Collection entries
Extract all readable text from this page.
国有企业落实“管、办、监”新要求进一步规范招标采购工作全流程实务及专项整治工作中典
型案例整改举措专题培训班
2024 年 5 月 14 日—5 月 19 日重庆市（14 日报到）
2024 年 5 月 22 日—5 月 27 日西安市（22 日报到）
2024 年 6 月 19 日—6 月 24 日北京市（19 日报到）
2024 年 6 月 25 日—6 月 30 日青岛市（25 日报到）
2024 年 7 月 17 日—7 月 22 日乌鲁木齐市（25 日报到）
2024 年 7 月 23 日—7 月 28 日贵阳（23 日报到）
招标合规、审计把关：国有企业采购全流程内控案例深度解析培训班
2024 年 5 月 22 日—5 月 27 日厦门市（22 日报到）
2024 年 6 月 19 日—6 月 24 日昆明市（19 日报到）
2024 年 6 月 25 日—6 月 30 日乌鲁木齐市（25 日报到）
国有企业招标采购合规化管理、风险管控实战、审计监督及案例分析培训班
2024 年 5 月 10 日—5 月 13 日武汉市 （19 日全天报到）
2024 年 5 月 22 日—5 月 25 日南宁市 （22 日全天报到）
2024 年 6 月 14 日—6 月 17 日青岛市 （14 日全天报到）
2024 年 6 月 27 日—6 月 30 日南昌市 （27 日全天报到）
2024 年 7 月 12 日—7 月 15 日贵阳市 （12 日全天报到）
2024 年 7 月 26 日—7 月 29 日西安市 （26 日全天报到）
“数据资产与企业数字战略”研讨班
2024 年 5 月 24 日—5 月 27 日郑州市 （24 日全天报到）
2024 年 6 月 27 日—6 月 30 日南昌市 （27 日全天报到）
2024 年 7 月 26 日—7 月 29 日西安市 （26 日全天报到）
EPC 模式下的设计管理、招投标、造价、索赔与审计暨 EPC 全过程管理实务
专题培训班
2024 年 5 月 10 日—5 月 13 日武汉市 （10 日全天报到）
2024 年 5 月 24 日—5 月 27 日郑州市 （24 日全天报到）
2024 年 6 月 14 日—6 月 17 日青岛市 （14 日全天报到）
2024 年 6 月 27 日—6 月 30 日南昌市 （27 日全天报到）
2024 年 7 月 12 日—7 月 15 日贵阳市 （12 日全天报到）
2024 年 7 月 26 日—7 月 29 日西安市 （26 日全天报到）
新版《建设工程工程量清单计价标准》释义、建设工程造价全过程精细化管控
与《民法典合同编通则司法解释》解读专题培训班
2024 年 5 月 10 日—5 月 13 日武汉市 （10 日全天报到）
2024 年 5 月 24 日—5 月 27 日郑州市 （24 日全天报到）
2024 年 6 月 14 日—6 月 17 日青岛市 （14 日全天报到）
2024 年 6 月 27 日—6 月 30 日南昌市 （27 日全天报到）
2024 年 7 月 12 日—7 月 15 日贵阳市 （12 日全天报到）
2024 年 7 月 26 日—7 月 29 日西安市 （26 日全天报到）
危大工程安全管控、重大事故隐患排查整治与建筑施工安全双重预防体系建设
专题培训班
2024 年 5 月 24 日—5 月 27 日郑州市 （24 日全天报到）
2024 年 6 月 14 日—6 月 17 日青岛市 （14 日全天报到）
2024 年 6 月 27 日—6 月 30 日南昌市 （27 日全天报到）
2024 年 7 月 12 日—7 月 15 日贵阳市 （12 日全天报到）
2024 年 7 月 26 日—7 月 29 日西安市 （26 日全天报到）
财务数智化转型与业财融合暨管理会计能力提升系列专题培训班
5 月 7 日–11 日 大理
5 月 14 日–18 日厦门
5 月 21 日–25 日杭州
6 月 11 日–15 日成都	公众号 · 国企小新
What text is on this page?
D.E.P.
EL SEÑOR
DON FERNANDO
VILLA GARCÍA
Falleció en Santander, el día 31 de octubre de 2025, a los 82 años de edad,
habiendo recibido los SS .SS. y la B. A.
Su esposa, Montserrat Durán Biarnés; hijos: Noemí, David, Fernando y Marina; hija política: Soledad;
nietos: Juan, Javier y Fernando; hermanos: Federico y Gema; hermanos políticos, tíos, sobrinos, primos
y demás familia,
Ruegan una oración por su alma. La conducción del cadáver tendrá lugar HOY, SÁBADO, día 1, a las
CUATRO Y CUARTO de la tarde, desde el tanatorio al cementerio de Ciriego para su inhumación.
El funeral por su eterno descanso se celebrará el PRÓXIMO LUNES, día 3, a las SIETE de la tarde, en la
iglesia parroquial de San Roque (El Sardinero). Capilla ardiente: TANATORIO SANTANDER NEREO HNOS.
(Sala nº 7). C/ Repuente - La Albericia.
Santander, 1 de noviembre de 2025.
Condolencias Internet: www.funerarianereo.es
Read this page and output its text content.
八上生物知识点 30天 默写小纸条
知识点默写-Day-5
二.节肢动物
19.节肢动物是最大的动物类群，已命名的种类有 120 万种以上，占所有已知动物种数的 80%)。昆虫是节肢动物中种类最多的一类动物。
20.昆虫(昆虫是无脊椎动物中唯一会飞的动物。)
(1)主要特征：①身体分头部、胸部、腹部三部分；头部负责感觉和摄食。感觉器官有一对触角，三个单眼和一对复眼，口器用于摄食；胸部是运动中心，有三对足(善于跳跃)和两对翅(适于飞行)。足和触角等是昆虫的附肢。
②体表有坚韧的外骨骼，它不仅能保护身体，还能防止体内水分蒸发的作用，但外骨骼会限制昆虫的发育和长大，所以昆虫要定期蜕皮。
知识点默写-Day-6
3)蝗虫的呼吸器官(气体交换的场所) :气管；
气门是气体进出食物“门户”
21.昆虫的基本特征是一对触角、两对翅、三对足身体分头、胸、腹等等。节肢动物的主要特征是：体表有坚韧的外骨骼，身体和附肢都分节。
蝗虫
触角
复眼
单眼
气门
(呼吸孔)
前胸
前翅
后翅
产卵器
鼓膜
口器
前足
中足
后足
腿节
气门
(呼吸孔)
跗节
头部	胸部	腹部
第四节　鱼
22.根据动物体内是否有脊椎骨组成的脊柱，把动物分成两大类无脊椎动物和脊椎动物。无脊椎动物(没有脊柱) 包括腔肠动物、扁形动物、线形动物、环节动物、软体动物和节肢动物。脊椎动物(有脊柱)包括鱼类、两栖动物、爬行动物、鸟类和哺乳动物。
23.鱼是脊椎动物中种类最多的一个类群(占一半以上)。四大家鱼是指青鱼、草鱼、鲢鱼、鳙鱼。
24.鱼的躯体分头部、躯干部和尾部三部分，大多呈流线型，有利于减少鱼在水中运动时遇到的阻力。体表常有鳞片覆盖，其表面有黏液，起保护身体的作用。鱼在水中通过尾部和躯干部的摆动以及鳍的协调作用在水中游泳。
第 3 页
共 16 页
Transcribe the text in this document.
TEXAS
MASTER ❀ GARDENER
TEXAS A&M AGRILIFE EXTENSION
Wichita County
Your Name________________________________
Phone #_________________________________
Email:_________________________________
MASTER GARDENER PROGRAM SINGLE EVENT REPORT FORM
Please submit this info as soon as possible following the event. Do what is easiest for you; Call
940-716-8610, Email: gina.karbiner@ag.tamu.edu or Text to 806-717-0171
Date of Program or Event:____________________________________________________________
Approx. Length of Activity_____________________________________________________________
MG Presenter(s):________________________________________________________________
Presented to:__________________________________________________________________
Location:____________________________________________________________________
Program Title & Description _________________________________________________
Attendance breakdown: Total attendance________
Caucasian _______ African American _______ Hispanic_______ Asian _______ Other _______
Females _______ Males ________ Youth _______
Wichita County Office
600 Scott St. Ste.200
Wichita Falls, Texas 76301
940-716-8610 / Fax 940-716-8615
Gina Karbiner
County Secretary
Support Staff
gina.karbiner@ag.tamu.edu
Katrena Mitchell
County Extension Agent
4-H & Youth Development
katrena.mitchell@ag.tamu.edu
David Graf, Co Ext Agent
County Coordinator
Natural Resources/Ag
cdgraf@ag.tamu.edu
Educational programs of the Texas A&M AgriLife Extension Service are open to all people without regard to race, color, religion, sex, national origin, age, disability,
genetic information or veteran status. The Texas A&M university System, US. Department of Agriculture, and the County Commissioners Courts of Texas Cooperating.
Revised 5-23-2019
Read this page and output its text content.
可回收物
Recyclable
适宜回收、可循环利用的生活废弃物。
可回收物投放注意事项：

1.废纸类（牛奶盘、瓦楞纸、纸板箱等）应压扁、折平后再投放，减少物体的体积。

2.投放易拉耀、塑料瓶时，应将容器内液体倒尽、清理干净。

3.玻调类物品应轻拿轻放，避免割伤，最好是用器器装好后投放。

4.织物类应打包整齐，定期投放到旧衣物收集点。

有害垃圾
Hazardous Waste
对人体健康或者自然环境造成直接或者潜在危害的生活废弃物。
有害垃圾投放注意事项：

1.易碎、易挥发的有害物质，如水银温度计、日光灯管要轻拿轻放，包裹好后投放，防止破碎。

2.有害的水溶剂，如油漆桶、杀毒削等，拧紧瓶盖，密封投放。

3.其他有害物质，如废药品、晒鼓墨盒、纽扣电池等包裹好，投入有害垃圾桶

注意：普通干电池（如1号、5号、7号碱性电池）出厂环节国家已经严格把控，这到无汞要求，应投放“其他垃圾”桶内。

> WHAT YOU WILL DO:
Pick out every line with the string "GARDENER" and copy it.

> EXERCISE SOLUTION:
MASTER ❀ GARDENER
MASTER GARDENER PROGRAM SINGLE EVENT REPORT FORM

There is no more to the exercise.